## Excerpt provided
══════
I also recognize Mandl, but unfortunately I cannot remember from which camp. I only know that she was known as one of the cruelest German women ever.

Presiding Judge: Was the witness ever hurt by defendants Mandl and Orlowski?

Witness: No, but my grandmother was, and I am speaking in her name.

Presiding Judge: What were the circumstances of her death?

Witness: There was a selection. We had to parade naked in front of a doctor and a few female guards. My grandmother was then selected to death. I saw the fire blazing from the crematorium chimneys when their bodies were being burnt.

Presiding Judge: Does the witness recognize anyone else?

Witness: I recognize defendant Danz from Płaszów. She came with Orlowski and her greatest enjoyment was beating people. She was the right hand of Lagerführer [camp leader] Grimm.

Presiding Judge: Thank you. Are there any questions?

Prosecutor Cyprian: I would like to ask the witness how old she was when she came to a camp for the first time.
══════
## Records drawn from a data source
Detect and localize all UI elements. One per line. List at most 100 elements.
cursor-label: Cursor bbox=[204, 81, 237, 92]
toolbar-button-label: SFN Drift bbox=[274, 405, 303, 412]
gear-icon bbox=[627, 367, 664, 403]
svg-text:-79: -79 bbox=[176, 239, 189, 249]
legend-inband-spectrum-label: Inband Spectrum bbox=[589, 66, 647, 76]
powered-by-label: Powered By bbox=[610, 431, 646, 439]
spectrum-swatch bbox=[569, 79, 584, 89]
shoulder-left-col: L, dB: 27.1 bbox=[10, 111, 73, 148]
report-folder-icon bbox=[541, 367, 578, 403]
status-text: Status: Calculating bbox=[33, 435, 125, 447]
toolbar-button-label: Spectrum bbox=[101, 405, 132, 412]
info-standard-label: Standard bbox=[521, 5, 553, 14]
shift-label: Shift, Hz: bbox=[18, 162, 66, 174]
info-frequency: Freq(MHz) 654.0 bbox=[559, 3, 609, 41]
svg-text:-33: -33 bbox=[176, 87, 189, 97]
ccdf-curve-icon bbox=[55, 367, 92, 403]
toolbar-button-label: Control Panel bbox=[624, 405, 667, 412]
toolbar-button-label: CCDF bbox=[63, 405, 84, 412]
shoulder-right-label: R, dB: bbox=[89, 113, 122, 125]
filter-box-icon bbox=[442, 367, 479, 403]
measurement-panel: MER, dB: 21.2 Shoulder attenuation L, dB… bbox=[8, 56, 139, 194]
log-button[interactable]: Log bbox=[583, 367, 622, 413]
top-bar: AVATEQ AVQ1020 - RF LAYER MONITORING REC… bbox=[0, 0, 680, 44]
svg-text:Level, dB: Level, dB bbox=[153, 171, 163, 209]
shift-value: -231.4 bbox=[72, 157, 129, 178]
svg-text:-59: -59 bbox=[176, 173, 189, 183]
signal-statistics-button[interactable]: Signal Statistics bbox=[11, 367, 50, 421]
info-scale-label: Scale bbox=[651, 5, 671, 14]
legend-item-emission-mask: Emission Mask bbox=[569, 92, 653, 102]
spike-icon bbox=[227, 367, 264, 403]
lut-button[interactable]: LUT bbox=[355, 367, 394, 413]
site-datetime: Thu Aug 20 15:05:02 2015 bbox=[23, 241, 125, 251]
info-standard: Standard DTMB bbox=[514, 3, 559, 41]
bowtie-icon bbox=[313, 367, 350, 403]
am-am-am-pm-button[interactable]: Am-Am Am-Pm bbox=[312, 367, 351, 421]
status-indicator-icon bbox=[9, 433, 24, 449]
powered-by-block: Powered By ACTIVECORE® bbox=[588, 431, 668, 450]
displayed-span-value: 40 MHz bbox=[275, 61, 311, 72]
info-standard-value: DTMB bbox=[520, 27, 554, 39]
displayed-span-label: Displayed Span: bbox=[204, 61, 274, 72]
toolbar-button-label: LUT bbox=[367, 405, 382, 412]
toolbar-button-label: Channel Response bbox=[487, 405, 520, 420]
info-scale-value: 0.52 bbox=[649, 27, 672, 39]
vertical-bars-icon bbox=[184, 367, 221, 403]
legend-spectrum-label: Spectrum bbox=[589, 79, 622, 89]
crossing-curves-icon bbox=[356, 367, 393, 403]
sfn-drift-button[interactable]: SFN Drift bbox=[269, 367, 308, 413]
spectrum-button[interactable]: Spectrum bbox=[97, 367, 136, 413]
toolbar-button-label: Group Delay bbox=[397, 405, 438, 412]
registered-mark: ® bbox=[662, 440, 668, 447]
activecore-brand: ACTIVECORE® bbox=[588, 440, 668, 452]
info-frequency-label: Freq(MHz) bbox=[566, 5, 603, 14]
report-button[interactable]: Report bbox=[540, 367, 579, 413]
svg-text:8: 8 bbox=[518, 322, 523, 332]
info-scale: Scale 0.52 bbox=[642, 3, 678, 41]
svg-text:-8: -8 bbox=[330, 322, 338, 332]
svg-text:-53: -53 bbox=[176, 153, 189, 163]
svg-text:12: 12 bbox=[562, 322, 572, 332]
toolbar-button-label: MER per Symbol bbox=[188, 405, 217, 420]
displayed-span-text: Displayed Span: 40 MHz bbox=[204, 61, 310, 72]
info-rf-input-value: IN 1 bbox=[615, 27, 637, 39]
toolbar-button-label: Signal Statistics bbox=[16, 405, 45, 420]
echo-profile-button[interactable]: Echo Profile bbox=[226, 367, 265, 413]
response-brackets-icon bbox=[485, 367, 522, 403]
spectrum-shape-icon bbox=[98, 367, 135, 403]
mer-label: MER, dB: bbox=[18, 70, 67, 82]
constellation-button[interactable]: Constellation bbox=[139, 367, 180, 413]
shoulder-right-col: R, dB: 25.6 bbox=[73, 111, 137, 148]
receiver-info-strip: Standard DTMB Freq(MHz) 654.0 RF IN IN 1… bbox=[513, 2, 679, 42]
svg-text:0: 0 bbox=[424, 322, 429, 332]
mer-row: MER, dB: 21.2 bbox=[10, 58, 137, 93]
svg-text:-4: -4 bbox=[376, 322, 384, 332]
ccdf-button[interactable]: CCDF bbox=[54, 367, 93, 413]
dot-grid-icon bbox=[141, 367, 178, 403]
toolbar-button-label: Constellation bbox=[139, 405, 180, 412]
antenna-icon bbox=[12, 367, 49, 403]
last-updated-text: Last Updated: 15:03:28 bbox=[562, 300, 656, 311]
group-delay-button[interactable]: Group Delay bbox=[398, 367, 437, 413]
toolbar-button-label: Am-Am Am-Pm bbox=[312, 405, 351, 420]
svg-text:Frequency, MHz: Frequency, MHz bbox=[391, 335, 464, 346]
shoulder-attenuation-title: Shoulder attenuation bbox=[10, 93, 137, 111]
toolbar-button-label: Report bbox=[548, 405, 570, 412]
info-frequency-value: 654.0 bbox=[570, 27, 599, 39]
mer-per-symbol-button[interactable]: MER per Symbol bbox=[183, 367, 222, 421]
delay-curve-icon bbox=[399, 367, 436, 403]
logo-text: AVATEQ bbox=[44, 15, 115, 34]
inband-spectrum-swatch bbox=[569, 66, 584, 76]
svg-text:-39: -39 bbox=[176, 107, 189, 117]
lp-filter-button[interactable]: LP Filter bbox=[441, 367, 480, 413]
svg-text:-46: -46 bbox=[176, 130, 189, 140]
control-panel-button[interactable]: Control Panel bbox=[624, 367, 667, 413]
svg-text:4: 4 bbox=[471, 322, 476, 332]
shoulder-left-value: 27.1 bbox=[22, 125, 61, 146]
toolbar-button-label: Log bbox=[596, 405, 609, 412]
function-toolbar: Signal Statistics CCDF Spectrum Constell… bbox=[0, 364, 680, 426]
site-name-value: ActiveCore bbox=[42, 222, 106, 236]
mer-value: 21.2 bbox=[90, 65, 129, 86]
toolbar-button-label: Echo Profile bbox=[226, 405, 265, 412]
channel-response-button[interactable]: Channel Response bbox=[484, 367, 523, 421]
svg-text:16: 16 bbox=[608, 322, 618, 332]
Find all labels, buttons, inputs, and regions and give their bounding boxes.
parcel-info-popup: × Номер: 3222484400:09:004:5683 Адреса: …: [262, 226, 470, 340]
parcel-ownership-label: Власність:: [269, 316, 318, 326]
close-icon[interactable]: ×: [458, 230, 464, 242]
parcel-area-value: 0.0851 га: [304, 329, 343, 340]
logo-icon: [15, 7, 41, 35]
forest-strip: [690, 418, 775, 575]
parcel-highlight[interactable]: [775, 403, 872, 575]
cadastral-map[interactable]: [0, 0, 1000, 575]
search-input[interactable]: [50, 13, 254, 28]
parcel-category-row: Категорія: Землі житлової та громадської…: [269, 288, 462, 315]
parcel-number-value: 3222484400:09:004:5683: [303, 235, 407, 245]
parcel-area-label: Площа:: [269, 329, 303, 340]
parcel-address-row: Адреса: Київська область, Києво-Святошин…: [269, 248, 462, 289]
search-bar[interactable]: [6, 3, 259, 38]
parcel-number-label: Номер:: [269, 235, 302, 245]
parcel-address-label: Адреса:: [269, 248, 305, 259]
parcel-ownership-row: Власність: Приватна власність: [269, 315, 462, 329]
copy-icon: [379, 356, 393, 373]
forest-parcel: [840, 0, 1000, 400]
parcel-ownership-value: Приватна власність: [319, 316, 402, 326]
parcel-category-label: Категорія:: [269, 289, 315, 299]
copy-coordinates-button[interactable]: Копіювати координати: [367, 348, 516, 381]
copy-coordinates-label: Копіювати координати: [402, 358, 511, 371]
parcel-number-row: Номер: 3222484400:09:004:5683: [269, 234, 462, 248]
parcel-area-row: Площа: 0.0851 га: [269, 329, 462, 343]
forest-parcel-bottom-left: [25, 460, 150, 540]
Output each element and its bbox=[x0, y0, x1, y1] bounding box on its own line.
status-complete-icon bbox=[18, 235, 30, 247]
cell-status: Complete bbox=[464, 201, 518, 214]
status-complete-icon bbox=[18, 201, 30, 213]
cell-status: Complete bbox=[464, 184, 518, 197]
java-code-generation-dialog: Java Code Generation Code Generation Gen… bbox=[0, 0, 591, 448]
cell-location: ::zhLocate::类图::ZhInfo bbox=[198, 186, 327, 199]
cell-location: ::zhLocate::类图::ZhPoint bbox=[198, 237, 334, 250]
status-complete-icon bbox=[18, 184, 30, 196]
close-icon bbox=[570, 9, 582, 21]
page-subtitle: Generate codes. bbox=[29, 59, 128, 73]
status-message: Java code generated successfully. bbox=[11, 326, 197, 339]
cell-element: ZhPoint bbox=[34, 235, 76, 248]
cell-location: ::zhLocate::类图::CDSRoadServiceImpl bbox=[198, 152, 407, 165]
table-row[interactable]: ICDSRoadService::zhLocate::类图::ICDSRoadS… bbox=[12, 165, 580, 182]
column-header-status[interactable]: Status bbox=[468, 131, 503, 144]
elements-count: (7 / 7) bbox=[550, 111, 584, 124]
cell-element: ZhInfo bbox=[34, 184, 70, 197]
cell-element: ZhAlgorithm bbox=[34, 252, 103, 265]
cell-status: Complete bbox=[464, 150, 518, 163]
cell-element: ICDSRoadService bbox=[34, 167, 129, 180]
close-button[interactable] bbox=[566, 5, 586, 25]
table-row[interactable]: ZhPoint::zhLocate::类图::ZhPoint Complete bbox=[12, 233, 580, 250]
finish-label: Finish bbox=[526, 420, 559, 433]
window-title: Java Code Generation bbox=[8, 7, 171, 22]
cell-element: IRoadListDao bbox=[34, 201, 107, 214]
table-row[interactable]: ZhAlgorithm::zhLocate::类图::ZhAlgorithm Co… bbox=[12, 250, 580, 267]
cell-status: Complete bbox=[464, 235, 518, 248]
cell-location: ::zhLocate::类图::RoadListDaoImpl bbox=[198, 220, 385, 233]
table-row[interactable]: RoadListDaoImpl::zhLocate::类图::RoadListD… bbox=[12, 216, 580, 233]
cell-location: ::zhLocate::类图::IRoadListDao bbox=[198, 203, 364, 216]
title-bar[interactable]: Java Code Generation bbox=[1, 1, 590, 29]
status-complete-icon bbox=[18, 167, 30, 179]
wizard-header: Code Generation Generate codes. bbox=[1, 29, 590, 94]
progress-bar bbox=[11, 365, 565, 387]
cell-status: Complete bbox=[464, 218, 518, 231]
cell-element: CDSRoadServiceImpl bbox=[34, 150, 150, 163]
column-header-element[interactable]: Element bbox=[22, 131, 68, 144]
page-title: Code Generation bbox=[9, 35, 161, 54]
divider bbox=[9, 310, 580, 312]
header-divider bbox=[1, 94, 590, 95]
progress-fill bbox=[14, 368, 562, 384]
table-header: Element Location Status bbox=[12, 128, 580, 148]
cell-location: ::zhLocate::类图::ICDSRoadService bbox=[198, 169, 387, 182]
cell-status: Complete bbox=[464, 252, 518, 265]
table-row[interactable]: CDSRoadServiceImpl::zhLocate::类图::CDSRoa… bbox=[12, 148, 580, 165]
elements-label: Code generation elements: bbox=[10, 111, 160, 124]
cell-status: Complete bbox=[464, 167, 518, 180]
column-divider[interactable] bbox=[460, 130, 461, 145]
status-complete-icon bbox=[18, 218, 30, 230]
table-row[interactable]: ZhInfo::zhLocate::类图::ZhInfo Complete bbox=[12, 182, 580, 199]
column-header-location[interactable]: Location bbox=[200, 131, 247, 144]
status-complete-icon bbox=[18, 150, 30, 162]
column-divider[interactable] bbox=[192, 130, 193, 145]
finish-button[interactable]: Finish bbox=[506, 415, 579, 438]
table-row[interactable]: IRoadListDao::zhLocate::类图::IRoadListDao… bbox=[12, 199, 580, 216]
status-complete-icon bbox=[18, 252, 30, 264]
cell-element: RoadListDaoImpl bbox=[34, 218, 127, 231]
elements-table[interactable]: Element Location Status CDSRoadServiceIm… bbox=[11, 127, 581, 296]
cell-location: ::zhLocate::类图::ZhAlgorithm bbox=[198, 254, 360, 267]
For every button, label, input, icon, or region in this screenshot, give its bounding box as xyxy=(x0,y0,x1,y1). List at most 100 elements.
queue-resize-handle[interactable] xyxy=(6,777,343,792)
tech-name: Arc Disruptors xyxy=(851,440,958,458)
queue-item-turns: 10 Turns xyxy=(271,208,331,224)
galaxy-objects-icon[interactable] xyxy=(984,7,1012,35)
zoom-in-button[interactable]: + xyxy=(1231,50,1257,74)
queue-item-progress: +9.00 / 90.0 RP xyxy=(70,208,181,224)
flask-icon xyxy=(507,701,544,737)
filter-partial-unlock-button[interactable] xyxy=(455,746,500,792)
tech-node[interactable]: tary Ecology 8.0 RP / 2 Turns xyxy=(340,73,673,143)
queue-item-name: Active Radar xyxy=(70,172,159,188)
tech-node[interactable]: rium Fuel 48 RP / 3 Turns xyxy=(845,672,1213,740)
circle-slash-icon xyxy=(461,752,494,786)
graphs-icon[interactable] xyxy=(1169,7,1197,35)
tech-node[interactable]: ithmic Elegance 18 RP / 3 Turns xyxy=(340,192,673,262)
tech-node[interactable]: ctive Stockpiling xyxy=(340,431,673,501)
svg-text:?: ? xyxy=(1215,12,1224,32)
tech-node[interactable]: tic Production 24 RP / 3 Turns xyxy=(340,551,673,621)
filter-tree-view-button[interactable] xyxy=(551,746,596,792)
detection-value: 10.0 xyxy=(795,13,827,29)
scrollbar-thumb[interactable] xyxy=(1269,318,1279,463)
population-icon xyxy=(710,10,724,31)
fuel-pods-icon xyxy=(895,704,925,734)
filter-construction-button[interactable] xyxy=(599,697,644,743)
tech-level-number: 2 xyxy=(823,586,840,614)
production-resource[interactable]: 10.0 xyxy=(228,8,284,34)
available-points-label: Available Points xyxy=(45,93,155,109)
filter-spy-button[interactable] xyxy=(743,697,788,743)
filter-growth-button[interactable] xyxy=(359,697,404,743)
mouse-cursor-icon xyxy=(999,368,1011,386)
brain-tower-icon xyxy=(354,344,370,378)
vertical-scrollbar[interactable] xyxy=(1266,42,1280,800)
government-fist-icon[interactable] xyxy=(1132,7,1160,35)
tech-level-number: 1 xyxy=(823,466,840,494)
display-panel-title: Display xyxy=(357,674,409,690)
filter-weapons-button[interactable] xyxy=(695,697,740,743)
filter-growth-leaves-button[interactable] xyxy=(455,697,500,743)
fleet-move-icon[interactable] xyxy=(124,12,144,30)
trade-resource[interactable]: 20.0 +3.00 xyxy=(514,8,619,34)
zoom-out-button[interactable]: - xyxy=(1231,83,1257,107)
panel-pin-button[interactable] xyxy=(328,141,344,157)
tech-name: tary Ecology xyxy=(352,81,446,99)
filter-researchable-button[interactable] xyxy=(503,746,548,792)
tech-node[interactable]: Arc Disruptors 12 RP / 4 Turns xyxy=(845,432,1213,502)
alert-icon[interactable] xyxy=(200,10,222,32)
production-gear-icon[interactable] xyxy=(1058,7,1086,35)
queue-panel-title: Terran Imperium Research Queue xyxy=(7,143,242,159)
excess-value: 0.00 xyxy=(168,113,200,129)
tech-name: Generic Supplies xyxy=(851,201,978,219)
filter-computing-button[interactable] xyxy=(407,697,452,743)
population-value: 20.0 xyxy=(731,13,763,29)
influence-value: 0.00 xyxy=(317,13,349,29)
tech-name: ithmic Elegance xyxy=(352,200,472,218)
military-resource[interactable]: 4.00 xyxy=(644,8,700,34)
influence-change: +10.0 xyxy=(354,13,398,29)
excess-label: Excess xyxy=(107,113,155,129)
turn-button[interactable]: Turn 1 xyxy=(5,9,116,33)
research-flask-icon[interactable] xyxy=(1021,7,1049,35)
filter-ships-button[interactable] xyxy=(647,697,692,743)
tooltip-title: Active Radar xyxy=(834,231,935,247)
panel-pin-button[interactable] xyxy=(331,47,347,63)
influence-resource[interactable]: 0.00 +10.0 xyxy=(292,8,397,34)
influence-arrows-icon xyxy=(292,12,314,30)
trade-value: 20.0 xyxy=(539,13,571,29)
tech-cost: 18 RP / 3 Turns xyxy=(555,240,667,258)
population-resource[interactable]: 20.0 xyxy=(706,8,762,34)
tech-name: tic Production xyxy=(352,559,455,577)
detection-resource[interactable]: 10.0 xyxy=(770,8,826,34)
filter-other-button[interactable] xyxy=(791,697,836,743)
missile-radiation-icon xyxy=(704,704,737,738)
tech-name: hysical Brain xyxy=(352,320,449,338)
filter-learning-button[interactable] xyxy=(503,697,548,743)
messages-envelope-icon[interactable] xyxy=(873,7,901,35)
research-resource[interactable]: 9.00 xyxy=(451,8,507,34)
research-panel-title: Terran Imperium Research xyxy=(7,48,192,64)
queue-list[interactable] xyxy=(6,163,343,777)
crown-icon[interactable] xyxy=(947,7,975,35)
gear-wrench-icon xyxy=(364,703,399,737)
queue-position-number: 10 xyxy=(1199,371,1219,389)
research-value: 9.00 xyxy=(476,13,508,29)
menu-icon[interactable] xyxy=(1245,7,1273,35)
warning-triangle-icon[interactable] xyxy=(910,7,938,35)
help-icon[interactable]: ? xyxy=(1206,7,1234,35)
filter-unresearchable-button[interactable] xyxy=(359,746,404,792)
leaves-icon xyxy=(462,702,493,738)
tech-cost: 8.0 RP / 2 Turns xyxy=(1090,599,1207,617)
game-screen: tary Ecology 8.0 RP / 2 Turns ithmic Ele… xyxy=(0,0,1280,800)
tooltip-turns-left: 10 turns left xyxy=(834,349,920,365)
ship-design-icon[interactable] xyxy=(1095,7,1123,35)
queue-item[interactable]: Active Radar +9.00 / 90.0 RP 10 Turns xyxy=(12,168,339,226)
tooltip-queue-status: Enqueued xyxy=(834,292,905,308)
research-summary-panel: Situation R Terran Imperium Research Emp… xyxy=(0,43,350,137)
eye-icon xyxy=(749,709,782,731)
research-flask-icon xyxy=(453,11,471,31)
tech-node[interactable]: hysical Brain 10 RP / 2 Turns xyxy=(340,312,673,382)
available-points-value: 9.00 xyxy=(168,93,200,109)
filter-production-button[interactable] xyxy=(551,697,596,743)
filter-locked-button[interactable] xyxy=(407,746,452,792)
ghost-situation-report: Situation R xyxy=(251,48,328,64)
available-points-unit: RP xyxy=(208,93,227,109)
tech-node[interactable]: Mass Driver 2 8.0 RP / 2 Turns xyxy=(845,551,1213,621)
══════
Please continue the courtroom testimony transcript, picking up right after its last line.

Witness: It was in 1943, so I was less than 18 years old.

Prosecutor Cyprian: Was the witness alone or with her family?

Witness: I was there with my family. My mother and father are alive, but my grandparents are dead. I lost my uncle in that first, famous selection – he was killed in a gas chamber.

Prosecutor Cyprian: Did the witness stay in Auschwitz until the end?

Witness: I stayed there until 18 January 1945, when the Auschwitz camp was liquidated and we were sent on foot to Loslau – I do not know what its name is in Polish [Wodzisław Śląski]. The journey took us two days. Then, we were loaded onto train cars and transported to Ravensbrück for two days, without bread or a drop of water. There were so many of us in the cars that we could not sit down, but it was impossible to stand for two days, so we would kneel or squat. Of course, there were corpses, and the only way to get rid of them was to throw them out of the car.

Prosecutor Szewczyk: Did the witness have contact with Orlowski only in Płaszów?

Witness: I also met her on a road when we were being evacuated from Auschwitz, and on the way to Ravensbrück, when we were loaded into normal train cars headed to Neustadt-Glewe.

Prosecutor Szewczyk: I am only interested in Płaszów. Did the witness have contact with her for a longer period of time?

Witness: From the end of winter 1944 to the end of that year.

Prosecutor Szewczyk: So for about half a year?

Witness: Yes.

Prosecutor Szewczyk: Was Orlowski known there as a woman capable of killing?

Witness: No.

Prosecutor Szewczyk: And how did her cruelty manifest itself?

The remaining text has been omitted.